> [Task to carry out] Please set out every line of the data below as a numbered list, leaving out any blank lines.
╭─ Dataset excerpts
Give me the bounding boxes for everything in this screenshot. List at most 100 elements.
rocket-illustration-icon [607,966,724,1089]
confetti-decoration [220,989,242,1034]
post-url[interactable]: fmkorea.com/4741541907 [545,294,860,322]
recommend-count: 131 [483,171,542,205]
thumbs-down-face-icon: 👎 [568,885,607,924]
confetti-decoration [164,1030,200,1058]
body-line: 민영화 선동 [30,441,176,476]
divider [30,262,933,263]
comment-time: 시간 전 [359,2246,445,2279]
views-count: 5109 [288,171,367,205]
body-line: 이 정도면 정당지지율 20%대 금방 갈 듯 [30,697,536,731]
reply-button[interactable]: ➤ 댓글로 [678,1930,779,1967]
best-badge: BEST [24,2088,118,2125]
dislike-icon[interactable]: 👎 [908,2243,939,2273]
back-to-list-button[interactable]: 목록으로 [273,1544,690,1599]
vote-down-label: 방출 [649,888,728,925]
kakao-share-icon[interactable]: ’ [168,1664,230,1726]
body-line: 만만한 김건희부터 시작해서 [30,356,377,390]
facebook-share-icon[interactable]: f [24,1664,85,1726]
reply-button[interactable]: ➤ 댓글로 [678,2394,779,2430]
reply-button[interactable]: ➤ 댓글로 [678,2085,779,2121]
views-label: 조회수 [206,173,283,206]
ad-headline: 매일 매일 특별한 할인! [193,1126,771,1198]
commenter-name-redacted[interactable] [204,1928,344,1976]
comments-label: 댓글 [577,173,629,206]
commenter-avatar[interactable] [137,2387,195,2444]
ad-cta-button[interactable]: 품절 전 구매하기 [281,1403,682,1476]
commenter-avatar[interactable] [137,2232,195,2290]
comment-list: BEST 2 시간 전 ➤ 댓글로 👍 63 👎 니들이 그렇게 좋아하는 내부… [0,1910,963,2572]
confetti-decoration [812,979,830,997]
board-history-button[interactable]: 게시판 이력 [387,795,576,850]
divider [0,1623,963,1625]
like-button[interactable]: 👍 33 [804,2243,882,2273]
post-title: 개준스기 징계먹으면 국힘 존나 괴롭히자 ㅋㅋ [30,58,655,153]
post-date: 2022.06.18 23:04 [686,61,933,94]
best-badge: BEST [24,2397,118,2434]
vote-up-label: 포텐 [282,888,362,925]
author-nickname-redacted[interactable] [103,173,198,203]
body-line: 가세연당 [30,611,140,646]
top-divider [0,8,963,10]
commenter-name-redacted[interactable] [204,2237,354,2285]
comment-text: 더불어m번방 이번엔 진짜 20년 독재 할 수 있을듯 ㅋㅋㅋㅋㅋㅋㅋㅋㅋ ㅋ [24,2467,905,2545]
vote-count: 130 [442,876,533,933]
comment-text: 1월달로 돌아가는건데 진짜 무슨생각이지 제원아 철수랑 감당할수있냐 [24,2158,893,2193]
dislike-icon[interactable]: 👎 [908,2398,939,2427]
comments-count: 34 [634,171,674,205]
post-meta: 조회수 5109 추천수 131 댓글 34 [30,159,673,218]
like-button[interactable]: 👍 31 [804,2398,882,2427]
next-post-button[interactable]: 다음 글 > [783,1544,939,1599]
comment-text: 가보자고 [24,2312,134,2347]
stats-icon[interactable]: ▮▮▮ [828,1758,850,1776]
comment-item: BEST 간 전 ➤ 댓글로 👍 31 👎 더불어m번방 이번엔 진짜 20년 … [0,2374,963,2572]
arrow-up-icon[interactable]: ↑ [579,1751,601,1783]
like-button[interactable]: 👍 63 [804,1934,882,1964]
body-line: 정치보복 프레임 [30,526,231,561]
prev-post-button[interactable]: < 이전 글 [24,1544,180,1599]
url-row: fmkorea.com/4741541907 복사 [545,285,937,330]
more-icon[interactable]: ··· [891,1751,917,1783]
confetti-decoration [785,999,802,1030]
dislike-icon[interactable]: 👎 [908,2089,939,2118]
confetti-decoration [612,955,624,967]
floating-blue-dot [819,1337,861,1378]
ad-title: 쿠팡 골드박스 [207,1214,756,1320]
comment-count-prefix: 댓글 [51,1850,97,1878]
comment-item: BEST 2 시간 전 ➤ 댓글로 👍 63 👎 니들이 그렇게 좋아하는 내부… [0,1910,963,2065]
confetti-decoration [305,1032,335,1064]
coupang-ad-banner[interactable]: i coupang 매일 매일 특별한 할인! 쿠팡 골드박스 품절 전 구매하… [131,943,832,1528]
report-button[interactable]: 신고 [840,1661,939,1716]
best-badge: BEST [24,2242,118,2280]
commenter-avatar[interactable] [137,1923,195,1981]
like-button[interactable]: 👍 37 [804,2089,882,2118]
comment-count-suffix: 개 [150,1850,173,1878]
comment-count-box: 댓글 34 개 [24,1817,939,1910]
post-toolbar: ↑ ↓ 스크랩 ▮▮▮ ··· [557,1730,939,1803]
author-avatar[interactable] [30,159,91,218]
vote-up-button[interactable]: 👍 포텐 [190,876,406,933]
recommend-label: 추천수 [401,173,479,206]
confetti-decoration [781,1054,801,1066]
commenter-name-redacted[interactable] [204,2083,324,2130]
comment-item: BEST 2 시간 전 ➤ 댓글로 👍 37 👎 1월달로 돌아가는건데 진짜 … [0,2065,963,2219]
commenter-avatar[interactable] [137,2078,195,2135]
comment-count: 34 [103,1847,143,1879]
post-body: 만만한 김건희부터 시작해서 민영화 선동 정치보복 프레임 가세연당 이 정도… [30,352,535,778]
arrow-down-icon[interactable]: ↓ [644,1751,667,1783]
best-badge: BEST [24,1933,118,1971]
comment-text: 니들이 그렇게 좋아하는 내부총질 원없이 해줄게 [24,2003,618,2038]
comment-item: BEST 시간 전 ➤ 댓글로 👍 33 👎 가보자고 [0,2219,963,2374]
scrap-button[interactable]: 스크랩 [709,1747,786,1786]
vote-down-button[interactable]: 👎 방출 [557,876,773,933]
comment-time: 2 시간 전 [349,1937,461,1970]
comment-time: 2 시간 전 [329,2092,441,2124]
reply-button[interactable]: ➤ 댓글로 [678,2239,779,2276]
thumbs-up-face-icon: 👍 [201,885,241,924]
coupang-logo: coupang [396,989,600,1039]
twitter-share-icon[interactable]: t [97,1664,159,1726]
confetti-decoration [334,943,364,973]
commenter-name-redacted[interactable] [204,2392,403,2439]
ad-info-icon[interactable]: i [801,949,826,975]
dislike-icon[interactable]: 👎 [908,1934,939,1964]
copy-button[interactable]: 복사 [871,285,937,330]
╰─
> [Answer to this task]
1. Give me the bounding boxes for everything in this screenshot. List at most 100 elements.
2. rocket-illustration-icon [607,966,724,1089]
3. confetti-decoration [220,989,242,1034]
4. post-url[interactable]: fmkorea.com/4741541907 [545,294,860,322]
5. recommend-count: 131 [483,171,542,205]
6. thumbs-down-face-icon: 👎 [568,885,607,924]
7. confetti-decoration [164,1030,200,1058]
8. body-line: 민영화 선동 [30,441,176,476]
9. divider [30,262,933,263]
10. comment-time: 시간 전 [359,2246,445,2279]
11. views-count: 5109 [288,171,367,205]
12. body-line: 이 정도면 정당지지율 20%대 금방 갈 듯 [30,697,536,731]
13. reply-button[interactable]: ➤ 댓글로 [678,1930,779,1967]
14. best-badge: BEST [24,2088,118,2125]
15. dislike-icon[interactable]: 👎 [908,2243,939,2273]
16. back-to-list-button[interactable]: 목록으로 [273,1544,690,1599]
17. vote-down-label: 방출 [649,888,728,925]
18. kakao-share-icon[interactable]: ’ [168,1664,230,1726]
19. body-line: 만만한 김건희부터 시작해서 [30,356,377,390]
20. facebook-share-icon[interactable]: f [24,1664,85,1726]
21. reply-button[interactable]: ➤ 댓글로 [678,2394,779,2430]
22. reply-button[interactable]: ➤ 댓글로 [678,2085,779,2121]
23. views-label: 조회수 [206,173,283,206]
24. ad-headline: 매일 매일 특별한 할인! [193,1126,771,1198]
25. commenter-name-redacted[interactable] [204,1928,344,1976]
26. comments-label: 댓글 [577,173,629,206]
27. commenter-avatar[interactable] [137,2387,195,2444]
28. ad-cta-button[interactable]: 품절 전 구매하기 [281,1403,682,1476]
29. commenter-avatar[interactable] [137,2232,195,2290]
30. comment-list: BEST 2 시간 전 ➤ 댓글로 👍 63 👎 니들이 그렇게 좋아하는 내부… [0,1910,963,2572]
31. confetti-decoration [812,979,830,997]
32. board-history-button[interactable]: 게시판 이력 [387,795,576,850]
33. divider [0,1623,963,1625]
34. like-button[interactable]: 👍 33 [804,2243,882,2273]
35. post-title: 개준스기 징계먹으면 국힘 존나 괴롭히자 ㅋㅋ [30,58,655,153]
36. post-date: 2022.06.18 23:04 [686,61,933,94]
37. best-badge: BEST [24,2397,118,2434]
38. vote-up-label: 포텐 [282,888,362,925]
39. author-nickname-redacted[interactable] [103,173,198,203]
40. body-line: 가세연당 [30,611,140,646]
41. top-divider [0,8,963,10]
42. commenter-name-redacted[interactable] [204,2237,354,2285]
43. comment-text: 더불어m번방 이번엔 진짜 20년 독재 할 수 있을듯 ㅋㅋㅋㅋㅋㅋㅋㅋㅋ ㅋ [24,2467,905,2545]
44. vote-count: 130 [442,876,533,933]
45. comment-text: 1월달로 돌아가는건데 진짜 무슨생각이지 제원아 철수랑 감당할수있냐 [24,2158,893,2193]
46. dislike-icon[interactable]: 👎 [908,2398,939,2427]
47. comments-count: 34 [634,171,674,205]
48. post-meta: 조회수 5109 추천수 131 댓글 34 [30,159,673,218]
49. like-button[interactable]: 👍 31 [804,2398,882,2427]
50. next-post-button[interactable]: 다음 글 > [783,1544,939,1599]
51. comment-text: 가보자고 [24,2312,134,2347]
52. stats-icon[interactable]: ▮▮▮ [828,1758,850,1776]
53. comment-item: BEST 간 전 ➤ 댓글로 👍 31 👎 더불어m번방 이번엔 진짜 20년 … [0,2374,963,2572]
54. arrow-up-icon[interactable]: ↑ [579,1751,601,1783]
55. like-button[interactable]: 👍 63 [804,1934,882,1964]
56. body-line: 정치보복 프레임 [30,526,231,561]
57. prev-post-button[interactable]: < 이전 글 [24,1544,180,1599]
58. url-row: fmkorea.com/4741541907 복사 [545,285,937,330]
59. more-icon[interactable]: ··· [891,1751,917,1783]
60. confetti-decoration [785,999,802,1030]
61. dislike-icon[interactable]: 👎 [908,2089,939,2118]
62. confetti-decoration [612,955,624,967]
63. floating-blue-dot [819,1337,861,1378]
64. ad-title: 쿠팡 골드박스 [207,1214,756,1320]
65. comment-count-prefix: 댓글 [51,1850,97,1878]
66. comment-item: BEST 2 시간 전 ➤ 댓글로 👍 63 👎 니들이 그렇게 좋아하는 내부… [0,1910,963,2065]
67. confetti-decoration [305,1032,335,1064]
68. coupang-ad-banner[interactable]: i coupang 매일 매일 특별한 할인! 쿠팡 골드박스 품절 전 구매하… [131,943,832,1528]
69. report-button[interactable]: 신고 [840,1661,939,1716]
70. best-badge: BEST [24,2242,118,2280]
71. commenter-avatar[interactable] [137,1923,195,1981]
72. like-button[interactable]: 👍 37 [804,2089,882,2118]
73. comment-count-suffix: 개 [150,1850,173,1878]
74. comment-count-box: 댓글 34 개 [24,1817,939,1910]
75. post-toolbar: ↑ ↓ 스크랩 ▮▮▮ ··· [557,1730,939,1803]
76. author-avatar[interactable] [30,159,91,218]
77. vote-up-button[interactable]: 👍 포텐 [190,876,406,933]
78. recommend-label: 추천수 [401,173,479,206]
79. confetti-decoration [781,1054,801,1066]
80. commenter-name-redacted[interactable] [204,2083,324,2130]
81. comment-item: BEST 2 시간 전 ➤ 댓글로 👍 37 👎 1월달로 돌아가는건데 진짜 … [0,2065,963,2219]
82. commenter-avatar[interactable] [137,2078,195,2135]
83. comment-count: 34 [103,1847,143,1879]
84. post-body: 만만한 김건희부터 시작해서 민영화 선동 정치보복 프레임 가세연당 이 정도… [30,352,535,778]
85. arrow-down-icon[interactable]: ↓ [644,1751,667,1783]
86. best-badge: BEST [24,1933,118,1971]
87. comment-text: 니들이 그렇게 좋아하는 내부총질 원없이 해줄게 [24,2003,618,2038]
88. comment-item: BEST 시간 전 ➤ 댓글로 👍 33 👎 가보자고 [0,2219,963,2374]
89. scrap-button[interactable]: 스크랩 [709,1747,786,1786]
90. vote-down-button[interactable]: 👎 방출 [557,876,773,933]
91. comment-time: 2 시간 전 [349,1937,461,1970]
92. comment-time: 2 시간 전 [329,2092,441,2124]
93. reply-button[interactable]: ➤ 댓글로 [678,2239,779,2276]
94. thumbs-up-face-icon: 👍 [201,885,241,924]
95. coupang-logo: coupang [396,989,600,1039]
96. twitter-share-icon[interactable]: t [97,1664,159,1726]
97. confetti-decoration [334,943,364,973]
98. commenter-name-redacted[interactable] [204,2392,403,2439]
99. ad-info-icon[interactable]: i [801,949,826,975]
100. dislike-icon[interactable]: 👎 [908,1934,939,1964]
101. copy-button[interactable]: 복사 [871,285,937,330]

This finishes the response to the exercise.